Records from a dataset:

## Begin

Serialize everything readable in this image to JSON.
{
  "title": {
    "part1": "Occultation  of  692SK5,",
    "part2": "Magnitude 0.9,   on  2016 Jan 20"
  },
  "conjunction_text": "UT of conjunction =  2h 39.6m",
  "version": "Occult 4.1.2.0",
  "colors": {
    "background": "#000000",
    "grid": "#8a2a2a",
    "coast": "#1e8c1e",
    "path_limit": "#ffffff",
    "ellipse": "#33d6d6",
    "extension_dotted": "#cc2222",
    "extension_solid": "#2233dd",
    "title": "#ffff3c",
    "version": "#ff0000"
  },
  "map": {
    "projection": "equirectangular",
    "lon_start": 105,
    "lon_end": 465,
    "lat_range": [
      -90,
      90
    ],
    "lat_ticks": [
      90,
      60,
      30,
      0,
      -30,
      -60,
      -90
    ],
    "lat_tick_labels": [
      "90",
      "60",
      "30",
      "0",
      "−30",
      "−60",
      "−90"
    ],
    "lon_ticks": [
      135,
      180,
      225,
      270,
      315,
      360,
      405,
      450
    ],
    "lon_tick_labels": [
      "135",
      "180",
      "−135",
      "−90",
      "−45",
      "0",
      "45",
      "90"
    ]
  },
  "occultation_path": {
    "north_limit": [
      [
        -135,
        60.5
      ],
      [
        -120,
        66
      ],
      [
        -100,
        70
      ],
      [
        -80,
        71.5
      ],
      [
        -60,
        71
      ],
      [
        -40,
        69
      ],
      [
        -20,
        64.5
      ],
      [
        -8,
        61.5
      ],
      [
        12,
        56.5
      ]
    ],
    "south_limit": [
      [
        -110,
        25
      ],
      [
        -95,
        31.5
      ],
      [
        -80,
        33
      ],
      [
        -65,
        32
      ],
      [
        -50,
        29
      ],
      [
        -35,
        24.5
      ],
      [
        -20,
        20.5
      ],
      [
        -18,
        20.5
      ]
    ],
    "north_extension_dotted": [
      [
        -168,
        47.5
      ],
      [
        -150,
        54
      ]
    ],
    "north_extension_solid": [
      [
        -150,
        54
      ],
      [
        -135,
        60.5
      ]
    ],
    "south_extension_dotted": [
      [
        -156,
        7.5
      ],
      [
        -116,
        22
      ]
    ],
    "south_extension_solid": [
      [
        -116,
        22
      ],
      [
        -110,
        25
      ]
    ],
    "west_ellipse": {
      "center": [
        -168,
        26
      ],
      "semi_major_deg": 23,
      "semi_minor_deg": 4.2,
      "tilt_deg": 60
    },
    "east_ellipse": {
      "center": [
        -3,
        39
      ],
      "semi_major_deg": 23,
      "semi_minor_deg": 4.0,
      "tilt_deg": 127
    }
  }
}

## End

WHAT YOU NEED TO DO
Repeat every entry word for word.

RESPONSE TO THIS EXERCISE
Serialize everything readable in this image to JSON.
{
  "title": {
    "part1": "Occultation  of  692SK5,",
    "part2": "Magnitude 0.9,   on  2016 Jan 20"
  },
  "conjunction_text": "UT of conjunction =  2h 39.6m",
  "version": "Occult 4.1.2.0",
  "colors": {
    "background": "#000000",
    "grid": "#8a2a2a",
    "coast": "#1e8c1e",
    "path_limit": "#ffffff",
    "ellipse": "#33d6d6",
    "extension_dotted": "#cc2222",
    "extension_solid": "#2233dd",
    "title": "#ffff3c",
    "version": "#ff0000"
  },
  "map": {
    "projection": "equirectangular",
    "lon_start": 105,
    "lon_end": 465,
    "lat_range": [
      -90,
      90
    ],
    "lat_ticks": [
      90,
      60,
      30,
      0,
      -30,
      -60,
      -90
    ],
    "lat_tick_labels": [
      "90",
      "60",
      "30",
      "0",
      "−30",
      "−60",
      "−90"
    ],
    "lon_ticks": [
      135,
      180,
      225,
      270,
      315,
      360,
      405,
      450
    ],
    "lon_tick_labels": [
      "135",
      "180",
      "−135",
      "−90",
      "−45",
      "0",
      "45",
      "90"
    ]
  },
  "occultation_path": {
    "north_limit": [
      [
        -135,
        60.5
      ],
      [
        -120,
        66
      ],
      [
        -100,
        70
      ],
      [
        -80,
        71.5
      ],
      [
        -60,
        71
      ],
      [
        -40,
        69
      ],
      [
        -20,
        64.5
      ],
      [
        -8,
        61.5
      ],
      [
        12,
        56.5
      ]
    ],
    "south_limit": [
      [
        -110,
        25
      ],
      [
        -95,
        31.5
      ],
      [
        -80,
        33
      ],
      [
        -65,
        32
      ],
      [
        -50,
        29
      ],
      [
        -35,
        24.5
      ],
      [
        -20,
        20.5
      ],
      [
        -18,
        20.5
      ]
    ],
    "north_extension_dotted": [
      [
        -168,
        47.5
      ],
      [
        -150,
        54
      ]
    ],
    "north_extension_solid": [
      [
        -150,
        54
      ],
      [
        -135,
        60.5
      ]
    ],
    "south_extension_dotted": [
      [
        -156,
        7.5
      ],
      [
        -116,
        22
      ]
    ],
    "south_extension_solid": [
      [
        -116,
        22
      ],
      [
        -110,
        25
      ]
    ],
    "west_ellipse": {
      "center": [
        -168,
        26
      ],
      "semi_major_deg": 23,
      "semi_minor_deg": 4.2,
      "tilt_deg": 60
    },
    "east_ellipse": {
      "center": [
        -3,
        39
      ],
      "semi_major_deg": 23,
      "semi_minor_deg": 4.0,
      "tilt_deg": 127
    }
  }
}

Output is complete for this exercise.